[Figure data in JSON]

········

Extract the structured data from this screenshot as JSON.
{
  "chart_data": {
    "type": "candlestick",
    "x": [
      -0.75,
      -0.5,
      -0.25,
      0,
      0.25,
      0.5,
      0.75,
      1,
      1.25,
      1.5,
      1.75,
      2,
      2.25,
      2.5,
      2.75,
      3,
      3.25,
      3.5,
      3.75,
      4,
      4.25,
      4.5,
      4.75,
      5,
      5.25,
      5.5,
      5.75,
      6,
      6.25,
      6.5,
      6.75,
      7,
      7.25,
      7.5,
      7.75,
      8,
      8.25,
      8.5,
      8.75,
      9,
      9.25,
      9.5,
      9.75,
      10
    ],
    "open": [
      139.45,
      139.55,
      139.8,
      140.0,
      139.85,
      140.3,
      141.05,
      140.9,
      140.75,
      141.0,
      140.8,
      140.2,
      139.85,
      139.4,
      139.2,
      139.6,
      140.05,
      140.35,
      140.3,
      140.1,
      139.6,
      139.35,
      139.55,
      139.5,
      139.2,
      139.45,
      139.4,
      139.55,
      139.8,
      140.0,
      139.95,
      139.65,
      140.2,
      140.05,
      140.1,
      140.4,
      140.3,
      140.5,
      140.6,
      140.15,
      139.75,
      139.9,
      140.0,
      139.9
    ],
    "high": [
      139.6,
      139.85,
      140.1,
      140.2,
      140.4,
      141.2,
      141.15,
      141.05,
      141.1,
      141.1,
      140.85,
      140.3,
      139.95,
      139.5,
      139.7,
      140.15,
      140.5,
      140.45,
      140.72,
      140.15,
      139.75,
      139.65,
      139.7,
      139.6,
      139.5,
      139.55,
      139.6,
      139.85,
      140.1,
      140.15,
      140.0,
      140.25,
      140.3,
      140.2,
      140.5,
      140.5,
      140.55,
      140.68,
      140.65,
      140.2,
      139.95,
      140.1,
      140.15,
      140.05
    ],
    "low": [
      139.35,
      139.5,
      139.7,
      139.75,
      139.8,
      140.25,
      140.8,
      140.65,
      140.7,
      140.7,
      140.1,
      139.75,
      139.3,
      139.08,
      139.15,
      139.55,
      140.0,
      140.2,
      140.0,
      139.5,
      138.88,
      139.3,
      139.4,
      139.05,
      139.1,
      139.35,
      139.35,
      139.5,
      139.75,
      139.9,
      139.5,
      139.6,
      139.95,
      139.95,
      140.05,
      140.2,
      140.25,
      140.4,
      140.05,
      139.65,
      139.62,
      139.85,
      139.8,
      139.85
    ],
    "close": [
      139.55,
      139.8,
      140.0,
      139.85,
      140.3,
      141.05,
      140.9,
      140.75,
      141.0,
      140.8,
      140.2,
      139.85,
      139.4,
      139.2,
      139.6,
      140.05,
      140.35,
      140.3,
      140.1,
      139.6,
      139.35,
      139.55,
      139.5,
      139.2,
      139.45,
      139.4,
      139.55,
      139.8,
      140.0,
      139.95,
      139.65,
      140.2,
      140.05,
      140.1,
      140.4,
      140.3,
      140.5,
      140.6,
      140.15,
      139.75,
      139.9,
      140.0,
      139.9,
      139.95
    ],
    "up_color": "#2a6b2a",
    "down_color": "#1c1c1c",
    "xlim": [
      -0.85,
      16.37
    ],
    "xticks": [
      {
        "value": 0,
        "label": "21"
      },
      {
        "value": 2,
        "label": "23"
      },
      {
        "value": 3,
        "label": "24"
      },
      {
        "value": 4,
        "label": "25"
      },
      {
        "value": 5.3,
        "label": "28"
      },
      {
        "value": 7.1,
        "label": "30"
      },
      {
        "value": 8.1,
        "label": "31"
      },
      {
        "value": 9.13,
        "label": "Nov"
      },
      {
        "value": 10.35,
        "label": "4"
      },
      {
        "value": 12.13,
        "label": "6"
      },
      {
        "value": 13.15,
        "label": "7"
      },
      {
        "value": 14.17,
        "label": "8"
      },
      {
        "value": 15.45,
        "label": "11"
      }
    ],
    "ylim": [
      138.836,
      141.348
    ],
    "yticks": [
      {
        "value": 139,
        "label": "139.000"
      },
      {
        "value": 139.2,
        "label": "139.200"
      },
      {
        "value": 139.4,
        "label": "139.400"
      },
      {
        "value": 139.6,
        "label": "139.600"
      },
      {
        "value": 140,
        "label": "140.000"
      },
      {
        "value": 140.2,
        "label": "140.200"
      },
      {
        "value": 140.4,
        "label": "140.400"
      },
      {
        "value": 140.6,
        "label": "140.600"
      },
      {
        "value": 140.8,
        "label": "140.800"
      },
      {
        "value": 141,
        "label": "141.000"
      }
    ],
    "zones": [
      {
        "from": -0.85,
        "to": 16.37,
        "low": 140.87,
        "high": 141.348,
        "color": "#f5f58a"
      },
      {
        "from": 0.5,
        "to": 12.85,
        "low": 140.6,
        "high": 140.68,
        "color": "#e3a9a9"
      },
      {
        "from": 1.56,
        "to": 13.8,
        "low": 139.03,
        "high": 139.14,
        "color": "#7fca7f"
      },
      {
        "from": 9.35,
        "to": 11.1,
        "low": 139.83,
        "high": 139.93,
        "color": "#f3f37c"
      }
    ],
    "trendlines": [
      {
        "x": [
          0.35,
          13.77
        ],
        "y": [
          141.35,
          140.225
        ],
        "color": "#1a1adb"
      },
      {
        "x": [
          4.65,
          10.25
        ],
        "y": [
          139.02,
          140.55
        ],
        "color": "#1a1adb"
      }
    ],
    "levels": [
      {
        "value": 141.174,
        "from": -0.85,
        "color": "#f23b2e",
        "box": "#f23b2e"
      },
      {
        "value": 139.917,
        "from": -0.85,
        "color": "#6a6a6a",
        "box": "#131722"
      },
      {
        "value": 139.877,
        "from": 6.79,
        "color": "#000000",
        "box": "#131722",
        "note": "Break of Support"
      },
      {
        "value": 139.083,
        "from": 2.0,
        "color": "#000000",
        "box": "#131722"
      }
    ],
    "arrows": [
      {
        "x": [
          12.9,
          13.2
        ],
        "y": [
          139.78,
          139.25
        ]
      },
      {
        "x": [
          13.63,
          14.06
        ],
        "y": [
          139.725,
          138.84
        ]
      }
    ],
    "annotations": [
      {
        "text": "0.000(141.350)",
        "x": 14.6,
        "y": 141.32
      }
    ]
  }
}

········

• _Work to be completed_
Would you copy out each line exactly as written?

• _Full output_
Extract the structured data from this screenshot as JSON.
{
  "chart_data": {
    "type": "candlestick",
    "x": [
      -0.75,
      -0.5,
      -0.25,
      0,
      0.25,
      0.5,
      0.75,
      1,
      1.25,
      1.5,
      1.75,
      2,
      2.25,
      2.5,
      2.75,
      3,
      3.25,
      3.5,
      3.75,
      4,
      4.25,
      4.5,
      4.75,
      5,
      5.25,
      5.5,
      5.75,
      6,
      6.25,
      6.5,
      6.75,
      7,
      7.25,
      7.5,
      7.75,
      8,
      8.25,
      8.5,
      8.75,
      9,
      9.25,
      9.5,
      9.75,
      10
    ],
    "open": [
      139.45,
      139.55,
      139.8,
      140.0,
      139.85,
      140.3,
      141.05,
      140.9,
      140.75,
      141.0,
      140.8,
      140.2,
      139.85,
      139.4,
      139.2,
      139.6,
      140.05,
      140.35,
      140.3,
      140.1,
      139.6,
      139.35,
      139.55,
      139.5,
      139.2,
      139.45,
      139.4,
      139.55,
      139.8,
      140.0,
      139.95,
      139.65,
      140.2,
      140.05,
      140.1,
      140.4,
      140.3,
      140.5,
      140.6,
      140.15,
      139.75,
      139.9,
      140.0,
      139.9
    ],
    "high": [
      139.6,
      139.85,
      140.1,
      140.2,
      140.4,
      141.2,
      141.15,
      141.05,
      141.1,
      141.1,
      140.85,
      140.3,
      139.95,
      139.5,
      139.7,
      140.15,
      140.5,
      140.45,
      140.72,
      140.15,
      139.75,
      139.65,
      139.7,
      139.6,
      139.5,
      139.55,
      139.6,
      139.85,
      140.1,
      140.15,
      140.0,
      140.25,
      140.3,
      140.2,
      140.5,
      140.5,
      140.55,
      140.68,
      140.65,
      140.2,
      139.95,
      140.1,
      140.15,
      140.05
    ],
    "low": [
      139.35,
      139.5,
      139.7,
      139.75,
      139.8,
      140.25,
      140.8,
      140.65,
      140.7,
      140.7,
      140.1,
      139.75,
      139.3,
      139.08,
      139.15,
      139.55,
      140.0,
      140.2,
      140.0,
      139.5,
      138.88,
      139.3,
      139.4,
      139.05,
      139.1,
      139.35,
      139.35,
      139.5,
      139.75,
      139.9,
      139.5,
      139.6,
      139.95,
      139.95,
      140.05,
      140.2,
      140.25,
      140.4,
      140.05,
      139.65,
      139.62,
      139.85,
      139.8,
      139.85
    ],
    "close": [
      139.55,
      139.8,
      140.0,
      139.85,
      140.3,
      141.05,
      140.9,
      140.75,
      141.0,
      140.8,
      140.2,
      139.85,
      139.4,
      139.2,
      139.6,
      140.05,
      140.35,
      140.3,
      140.1,
      139.6,
      139.35,
      139.55,
      139.5,
      139.2,
      139.45,
      139.4,
      139.55,
      139.8,
      140.0,
      139.95,
      139.65,
      140.2,
      140.05,
      140.1,
      140.4,
      140.3,
      140.5,
      140.6,
      140.15,
      139.75,
      139.9,
      140.0,
      139.9,
      139.95
    ],
    "up_color": "#2a6b2a",
    "down_color": "#1c1c1c",
    "xlim": [
      -0.85,
      16.37
    ],
    "xticks": [
      {
        "value": 0,
        "label": "21"
      },
      {
        "value": 2,
        "label": "23"
      },
      {
        "value": 3,
        "label": "24"
      },
      {
        "value": 4,
        "label": "25"
      },
      {
        "value": 5.3,
        "label": "28"
      },
      {
        "value": 7.1,
        "label": "30"
      },
      {
        "value": 8.1,
        "label": "31"
      },
      {
        "value": 9.13,
        "label": "Nov"
      },
      {
        "value": 10.35,
        "label": "4"
      },
      {
        "value": 12.13,
        "label": "6"
      },
      {
        "value": 13.15,
        "label": "7"
      },
      {
        "value": 14.17,
        "label": "8"
      },
      {
        "value": 15.45,
        "label": "11"
      }
    ],
    "ylim": [
      138.836,
      141.348
    ],
    "yticks": [
      {
        "value": 139,
        "label": "139.000"
      },
      {
        "value": 139.2,
        "label": "139.200"
      },
      {
        "value": 139.4,
        "label": "139.400"
      },
      {
        "value": 139.6,
        "label": "139.600"
      },
      {
        "value": 140,
        "label": "140.000"
      },
      {
        "value": 140.2,
        "label": "140.200"
      },
      {
        "value": 140.4,
        "label": "140.400"
      },
      {
        "value": 140.6,
        "label": "140.600"
      },
      {
        "value": 140.8,
        "label": "140.800"
      },
      {
        "value": 141,
        "label": "141.000"
      }
    ],
    "zones": [
      {
        "from": -0.85,
        "to": 16.37,
        "low": 140.87,
        "high": 141.348,
        "color": "#f5f58a"
      },
      {
        "from": 0.5,
        "to": 12.85,
        "low": 140.6,
        "high": 140.68,
        "color": "#e3a9a9"
      },
      {
        "from": 1.56,
        "to": 13.8,
        "low": 139.03,
        "high": 139.14,
        "color": "#7fca7f"
      },
      {
        "from": 9.35,
        "to": 11.1,
        "low": 139.83,
        "high": 139.93,
        "color": "#f3f37c"
      }
    ],
    "trendlines": [
      {
        "x": [
          0.35,
          13.77
        ],
        "y": [
          141.35,
          140.225
        ],
        "color": "#1a1adb"
      },
      {
        "x": [
          4.65,
          10.25
        ],
        "y": [
          139.02,
          140.55
        ],
        "color": "#1a1adb"
      }
    ],
    "levels": [
      {
        "value": 141.174,
        "from": -0.85,
        "color": "#f23b2e",
        "box": "#f23b2e"
      },
      {
        "value": 139.917,
        "from": -0.85,
        "color": "#6a6a6a",
        "box": "#131722"
      },
      {
        "value": 139.877,
        "from": 6.79,
        "color": "#000000",
        "box": "#131722",
        "note": "Break of Support"
      },
      {
        "value": 139.083,
        "from": 2.0,
        "color": "#000000",
        "box": "#131722"
      }
    ],
    "arrows": [
      {
        "x": [
          12.9,
          13.2
        ],
        "y": [
          139.78,
          139.25
        ]
      },
      {
        "x": [
          13.63,
          14.06
        ],
        "y": [
          139.725,
          138.84
        ]
      }
    ],
    "annotations": [
      {
        "text": "0.000(141.350)",
        "x": 14.6,
        "y": 141.32
      }
    ]
  }
}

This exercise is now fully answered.